───── Material supplied

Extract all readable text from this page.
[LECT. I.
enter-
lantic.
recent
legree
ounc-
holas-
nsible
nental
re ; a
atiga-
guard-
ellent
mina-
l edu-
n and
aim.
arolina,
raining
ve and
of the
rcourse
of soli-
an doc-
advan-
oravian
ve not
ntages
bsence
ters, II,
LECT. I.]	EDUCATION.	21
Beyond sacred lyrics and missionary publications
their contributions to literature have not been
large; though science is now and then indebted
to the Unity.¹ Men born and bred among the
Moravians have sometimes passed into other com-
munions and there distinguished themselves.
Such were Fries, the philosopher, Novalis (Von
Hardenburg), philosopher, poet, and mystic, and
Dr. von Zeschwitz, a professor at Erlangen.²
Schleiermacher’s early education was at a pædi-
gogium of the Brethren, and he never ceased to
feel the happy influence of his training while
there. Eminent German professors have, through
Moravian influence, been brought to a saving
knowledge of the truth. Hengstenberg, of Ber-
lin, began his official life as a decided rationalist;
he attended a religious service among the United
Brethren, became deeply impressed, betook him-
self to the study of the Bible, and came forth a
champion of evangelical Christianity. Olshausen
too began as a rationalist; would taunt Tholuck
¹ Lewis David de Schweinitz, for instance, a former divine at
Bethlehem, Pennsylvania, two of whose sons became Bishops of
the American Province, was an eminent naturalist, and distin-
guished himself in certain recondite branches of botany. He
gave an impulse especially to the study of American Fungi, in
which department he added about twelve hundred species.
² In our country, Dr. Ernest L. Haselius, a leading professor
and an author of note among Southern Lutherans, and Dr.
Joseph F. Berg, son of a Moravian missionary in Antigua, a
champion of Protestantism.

──────────

#### [Exercise description]
Each line of the material above needs to be quoted exactly, please.

#### [Task answer]
Extract all readable text from this page.
[LECT. I.
enter-
lantic.
recent
legree
ounc-
holas-
nsible
nental
re ; a
atiga-
guard-
ellent
mina-
l edu-
n and
aim.
arolina,
raining
ve and
of the
rcourse
of soli-
an doc-
advan-
oravian
ve not
ntages
bsence
ters, II,
LECT. I.]	EDUCATION.	21
Beyond sacred lyrics and missionary publications
their contributions to literature have not been
large; though science is now and then indebted
to the Unity.¹ Men born and bred among the
Moravians have sometimes passed into other com-
munions and there distinguished themselves.
Such were Fries, the philosopher, Novalis (Von
Hardenburg), philosopher, poet, and mystic, and
Dr. von Zeschwitz, a professor at Erlangen.²
Schleiermacher’s early education was at a pædi-
gogium of the Brethren, and he never ceased to
feel the happy influence of his training while
there. Eminent German professors have, through
Moravian influence, been brought to a saving
knowledge of the truth. Hengstenberg, of Ber-
lin, began his official life as a decided rationalist;
he attended a religious service among the United
Brethren, became deeply impressed, betook him-
self to the study of the Bible, and came forth a
champion of evangelical Christianity. Olshausen
too began as a rationalist; would taunt Tholuck
¹ Lewis David de Schweinitz, for instance, a former divine at
Bethlehem, Pennsylvania, two of whose sons became Bishops of
the American Province, was an eminent naturalist, and distin-
guished himself in certain recondite branches of botany. He
gave an impulse especially to the study of American Fungi, in
which department he added about twelve hundred species.
² In our country, Dr. Ernest L. Haselius, a leading professor
and an author of note among Southern Lutherans, and Dr.
Joseph F. Berg, son of a Moravian missionary in Antigua, a
champion of Protestantism.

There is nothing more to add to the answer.